PROBLEM STATEMENT: Pick up the transcript about black bears after its last line and keep it going.

--- Start GIVEN PASSAGE ---

ROGERS: There’s people making a living trying to scare us about bears. Telling and re-telling the stories of killings by bears. But there’s only been 52 killings by black bears in the last 100 years across North America.

TOOMEY: So for every human killed by a black bear, Rogers says, 45 are killed by dogs, 120 by bees and hornets, and 60,000 people are killed each year by a fellow human.

ROGERS: That’s why I feel safest walking in the woods right next to a bear!

TOOMEY: With the help of tracker John McCarter, the group is walking through a light dusting of snow in the hopes of backtracking a bear, tracing its movements back in time and moving away from the actual animal. But it’s looks like we’ve gotten too close for comfort.

MCCARTER: And see how the leaves are all scuffed down? The bear stopped abruptly here. And if you look right down there where the bear was facing? That points down to the swamp we were in earlier. And then the bear did a 45-degree turn here, hard and fast, and ran off that way.

ROGERS: It shows just the extent to which bears try to avoid people. Here’s a bear, two, three hundred yards from us. Not only did it avoid us, I mean it ran to get away from us while we were still that far away.

--- End GIVEN PASSAGE ---
--- Start DATA ---

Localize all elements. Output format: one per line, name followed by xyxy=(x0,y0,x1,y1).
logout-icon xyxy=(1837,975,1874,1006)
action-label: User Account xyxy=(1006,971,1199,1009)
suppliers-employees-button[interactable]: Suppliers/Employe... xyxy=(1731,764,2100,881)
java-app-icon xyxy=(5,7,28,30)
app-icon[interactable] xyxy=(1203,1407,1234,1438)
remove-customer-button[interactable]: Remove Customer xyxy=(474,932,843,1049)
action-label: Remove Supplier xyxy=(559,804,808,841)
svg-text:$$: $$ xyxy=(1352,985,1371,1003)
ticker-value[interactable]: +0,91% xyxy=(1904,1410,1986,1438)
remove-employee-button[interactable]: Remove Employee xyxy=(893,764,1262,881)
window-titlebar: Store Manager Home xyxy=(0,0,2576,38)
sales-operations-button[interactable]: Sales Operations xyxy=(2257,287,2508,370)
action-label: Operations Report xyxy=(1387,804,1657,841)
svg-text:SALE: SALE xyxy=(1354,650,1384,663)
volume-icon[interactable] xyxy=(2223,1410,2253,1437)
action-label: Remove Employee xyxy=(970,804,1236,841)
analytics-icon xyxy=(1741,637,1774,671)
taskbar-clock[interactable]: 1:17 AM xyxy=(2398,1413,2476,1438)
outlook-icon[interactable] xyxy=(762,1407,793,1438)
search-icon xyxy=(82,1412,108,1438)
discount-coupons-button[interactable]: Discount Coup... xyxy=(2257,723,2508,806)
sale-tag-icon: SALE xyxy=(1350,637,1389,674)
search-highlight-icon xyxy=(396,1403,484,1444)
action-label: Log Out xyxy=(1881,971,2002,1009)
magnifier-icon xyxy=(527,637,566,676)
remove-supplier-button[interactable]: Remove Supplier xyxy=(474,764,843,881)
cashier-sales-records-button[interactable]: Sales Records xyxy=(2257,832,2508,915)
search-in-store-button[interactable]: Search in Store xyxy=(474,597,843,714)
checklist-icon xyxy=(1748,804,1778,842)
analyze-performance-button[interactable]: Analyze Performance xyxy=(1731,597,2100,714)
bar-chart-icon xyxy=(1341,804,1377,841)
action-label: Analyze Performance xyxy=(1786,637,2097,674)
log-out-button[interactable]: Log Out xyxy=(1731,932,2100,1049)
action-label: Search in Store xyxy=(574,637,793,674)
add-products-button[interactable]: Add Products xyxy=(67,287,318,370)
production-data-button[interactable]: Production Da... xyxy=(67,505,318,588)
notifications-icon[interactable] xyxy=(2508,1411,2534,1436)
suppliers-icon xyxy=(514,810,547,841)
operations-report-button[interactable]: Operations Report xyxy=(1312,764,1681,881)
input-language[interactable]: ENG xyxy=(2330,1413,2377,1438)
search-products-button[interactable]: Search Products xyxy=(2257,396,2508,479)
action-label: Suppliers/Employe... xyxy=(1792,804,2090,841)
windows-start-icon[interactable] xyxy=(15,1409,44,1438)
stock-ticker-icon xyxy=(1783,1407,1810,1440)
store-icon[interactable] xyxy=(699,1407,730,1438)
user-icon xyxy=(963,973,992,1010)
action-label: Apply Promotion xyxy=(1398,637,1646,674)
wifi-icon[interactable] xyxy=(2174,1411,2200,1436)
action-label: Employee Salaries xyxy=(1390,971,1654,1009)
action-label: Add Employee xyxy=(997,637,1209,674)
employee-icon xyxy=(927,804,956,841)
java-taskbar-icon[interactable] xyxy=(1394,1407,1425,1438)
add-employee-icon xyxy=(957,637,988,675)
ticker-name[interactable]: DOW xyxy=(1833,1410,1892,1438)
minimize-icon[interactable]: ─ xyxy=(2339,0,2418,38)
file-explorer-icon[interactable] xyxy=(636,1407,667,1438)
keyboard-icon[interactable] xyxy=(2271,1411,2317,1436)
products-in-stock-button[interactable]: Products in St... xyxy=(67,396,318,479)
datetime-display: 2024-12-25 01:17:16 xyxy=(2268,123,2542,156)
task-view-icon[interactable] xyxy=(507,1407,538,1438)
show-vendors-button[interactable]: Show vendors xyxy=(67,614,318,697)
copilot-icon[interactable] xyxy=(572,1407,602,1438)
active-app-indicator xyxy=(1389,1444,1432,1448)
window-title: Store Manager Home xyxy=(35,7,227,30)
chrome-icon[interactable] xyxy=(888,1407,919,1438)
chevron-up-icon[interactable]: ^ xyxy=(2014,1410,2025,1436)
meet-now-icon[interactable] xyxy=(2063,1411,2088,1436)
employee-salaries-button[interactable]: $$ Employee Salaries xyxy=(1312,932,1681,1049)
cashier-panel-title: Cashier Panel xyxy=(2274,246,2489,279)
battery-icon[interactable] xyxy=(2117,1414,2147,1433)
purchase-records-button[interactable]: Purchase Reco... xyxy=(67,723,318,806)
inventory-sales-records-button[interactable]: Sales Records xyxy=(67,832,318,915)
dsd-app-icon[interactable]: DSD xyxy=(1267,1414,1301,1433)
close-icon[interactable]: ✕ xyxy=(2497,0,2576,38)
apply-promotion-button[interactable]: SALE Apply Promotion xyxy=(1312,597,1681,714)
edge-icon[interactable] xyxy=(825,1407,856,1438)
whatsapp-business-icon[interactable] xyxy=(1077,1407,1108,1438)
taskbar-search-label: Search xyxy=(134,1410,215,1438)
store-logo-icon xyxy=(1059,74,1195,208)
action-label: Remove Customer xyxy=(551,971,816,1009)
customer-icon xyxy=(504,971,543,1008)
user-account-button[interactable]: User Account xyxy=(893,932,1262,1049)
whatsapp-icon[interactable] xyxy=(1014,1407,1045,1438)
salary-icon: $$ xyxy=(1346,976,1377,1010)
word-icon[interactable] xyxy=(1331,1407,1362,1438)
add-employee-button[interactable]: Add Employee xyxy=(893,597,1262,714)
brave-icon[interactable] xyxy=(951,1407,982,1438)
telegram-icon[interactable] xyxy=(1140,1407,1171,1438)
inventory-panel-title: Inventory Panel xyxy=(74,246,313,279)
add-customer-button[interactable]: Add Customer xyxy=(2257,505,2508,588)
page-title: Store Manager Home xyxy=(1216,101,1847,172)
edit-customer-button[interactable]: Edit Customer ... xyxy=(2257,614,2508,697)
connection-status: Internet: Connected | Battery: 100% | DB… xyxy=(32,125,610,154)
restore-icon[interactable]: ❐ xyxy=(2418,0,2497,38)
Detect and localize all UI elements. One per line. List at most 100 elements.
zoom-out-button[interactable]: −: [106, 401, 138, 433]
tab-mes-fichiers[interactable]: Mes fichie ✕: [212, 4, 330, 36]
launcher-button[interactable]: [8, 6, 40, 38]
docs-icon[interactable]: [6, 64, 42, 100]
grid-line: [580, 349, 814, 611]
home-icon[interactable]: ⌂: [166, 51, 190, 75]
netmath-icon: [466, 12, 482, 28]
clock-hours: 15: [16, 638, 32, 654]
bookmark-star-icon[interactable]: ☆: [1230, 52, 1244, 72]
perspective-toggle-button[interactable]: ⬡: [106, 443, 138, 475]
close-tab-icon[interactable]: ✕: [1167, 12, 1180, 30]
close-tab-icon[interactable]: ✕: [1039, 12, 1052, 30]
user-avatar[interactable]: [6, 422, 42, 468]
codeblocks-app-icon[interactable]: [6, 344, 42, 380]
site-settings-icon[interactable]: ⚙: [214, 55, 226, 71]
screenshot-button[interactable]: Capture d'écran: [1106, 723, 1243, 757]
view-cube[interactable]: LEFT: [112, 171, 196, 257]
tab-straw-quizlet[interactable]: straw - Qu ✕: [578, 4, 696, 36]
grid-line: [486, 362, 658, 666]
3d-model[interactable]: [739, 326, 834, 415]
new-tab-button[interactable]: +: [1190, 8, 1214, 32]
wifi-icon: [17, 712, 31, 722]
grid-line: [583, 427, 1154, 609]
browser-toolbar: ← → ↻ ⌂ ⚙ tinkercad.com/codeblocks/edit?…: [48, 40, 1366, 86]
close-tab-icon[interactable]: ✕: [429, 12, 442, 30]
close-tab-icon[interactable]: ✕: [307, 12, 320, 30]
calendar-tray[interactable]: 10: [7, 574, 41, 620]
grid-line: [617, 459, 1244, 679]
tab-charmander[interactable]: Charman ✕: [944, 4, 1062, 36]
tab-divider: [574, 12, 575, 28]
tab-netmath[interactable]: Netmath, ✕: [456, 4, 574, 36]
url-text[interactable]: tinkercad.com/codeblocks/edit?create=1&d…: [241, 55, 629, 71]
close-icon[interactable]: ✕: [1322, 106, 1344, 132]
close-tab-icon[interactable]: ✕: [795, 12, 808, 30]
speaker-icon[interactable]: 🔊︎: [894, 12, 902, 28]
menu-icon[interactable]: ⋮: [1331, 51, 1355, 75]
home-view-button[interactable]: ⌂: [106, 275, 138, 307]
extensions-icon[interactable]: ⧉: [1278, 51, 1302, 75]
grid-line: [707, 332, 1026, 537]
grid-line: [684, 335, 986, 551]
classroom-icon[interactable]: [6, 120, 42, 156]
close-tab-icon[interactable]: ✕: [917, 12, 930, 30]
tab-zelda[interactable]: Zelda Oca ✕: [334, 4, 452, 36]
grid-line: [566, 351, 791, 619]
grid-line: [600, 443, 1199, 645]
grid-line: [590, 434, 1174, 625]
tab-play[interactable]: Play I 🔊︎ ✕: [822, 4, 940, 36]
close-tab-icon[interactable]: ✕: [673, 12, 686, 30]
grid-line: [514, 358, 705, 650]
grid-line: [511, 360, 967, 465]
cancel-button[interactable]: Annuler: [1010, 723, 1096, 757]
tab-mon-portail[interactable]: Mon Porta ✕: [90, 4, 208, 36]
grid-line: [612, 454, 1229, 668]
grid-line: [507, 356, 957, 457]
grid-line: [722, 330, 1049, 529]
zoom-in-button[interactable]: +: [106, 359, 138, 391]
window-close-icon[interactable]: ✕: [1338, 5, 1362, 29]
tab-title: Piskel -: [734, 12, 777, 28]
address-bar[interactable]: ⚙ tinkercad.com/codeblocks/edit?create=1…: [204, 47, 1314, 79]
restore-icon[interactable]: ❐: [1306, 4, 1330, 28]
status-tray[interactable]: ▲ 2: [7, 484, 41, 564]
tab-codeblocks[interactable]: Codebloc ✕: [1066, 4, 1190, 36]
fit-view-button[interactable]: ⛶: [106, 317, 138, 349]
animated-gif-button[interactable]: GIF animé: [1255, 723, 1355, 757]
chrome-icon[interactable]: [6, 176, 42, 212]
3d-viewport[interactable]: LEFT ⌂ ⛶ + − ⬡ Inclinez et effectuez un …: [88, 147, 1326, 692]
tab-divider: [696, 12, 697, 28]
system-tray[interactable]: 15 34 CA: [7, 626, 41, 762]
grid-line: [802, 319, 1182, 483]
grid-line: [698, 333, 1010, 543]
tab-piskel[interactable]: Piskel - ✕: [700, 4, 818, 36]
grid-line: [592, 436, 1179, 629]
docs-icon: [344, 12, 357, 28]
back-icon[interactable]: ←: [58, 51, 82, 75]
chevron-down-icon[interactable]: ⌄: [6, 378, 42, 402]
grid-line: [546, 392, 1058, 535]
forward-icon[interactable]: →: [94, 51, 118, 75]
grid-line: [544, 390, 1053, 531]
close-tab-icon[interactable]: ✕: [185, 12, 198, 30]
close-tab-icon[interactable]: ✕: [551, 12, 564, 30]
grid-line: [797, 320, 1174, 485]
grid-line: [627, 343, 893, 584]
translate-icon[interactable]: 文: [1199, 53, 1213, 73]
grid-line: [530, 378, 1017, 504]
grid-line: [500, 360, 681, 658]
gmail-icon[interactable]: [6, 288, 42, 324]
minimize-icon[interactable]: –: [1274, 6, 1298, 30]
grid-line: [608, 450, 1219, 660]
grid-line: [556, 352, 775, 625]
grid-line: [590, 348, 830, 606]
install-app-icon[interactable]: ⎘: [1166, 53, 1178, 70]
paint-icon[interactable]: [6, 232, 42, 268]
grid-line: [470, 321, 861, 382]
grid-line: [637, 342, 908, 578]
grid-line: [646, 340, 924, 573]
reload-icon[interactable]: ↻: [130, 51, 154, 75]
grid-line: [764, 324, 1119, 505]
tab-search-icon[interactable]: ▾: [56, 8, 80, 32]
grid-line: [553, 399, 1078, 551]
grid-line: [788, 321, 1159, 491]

--- End DATA ---

THE REPLY:
TOOMEY: Rogers’ knowledge of black bears comes from a unique perspective – a distance of about five to 10 yards. It’s a research technique no one else has tried with bears.

ROGERS: After hundreds of hours of trying to get near a bear and get it to accept me, finally I get to the point where I can walk with it, sleep with it, record detailed data as it ignores me. I’m not a friend, I’m not an enemy. I’m not a competitor, I’m not a food giver. I’m just there.

TOOMEY: On these 24-hour walks, Rogers carries no food or water, barely sleeps, and just simply…observes.

ROGERS: And the bears just go about their business of making a living, tearing open logs to get ants, foraging for berries, or hazelnuts, whatever. I learned their vocalizations and body language and how they raise their cubs. I learned what bears are really like.

TOOMEY: While Rogers may acclimate a bear to his presence in one part of the forest, he says that same bear may be spooked by him in another. So to get past this, Rogers often does something that sounds pretty dangerous.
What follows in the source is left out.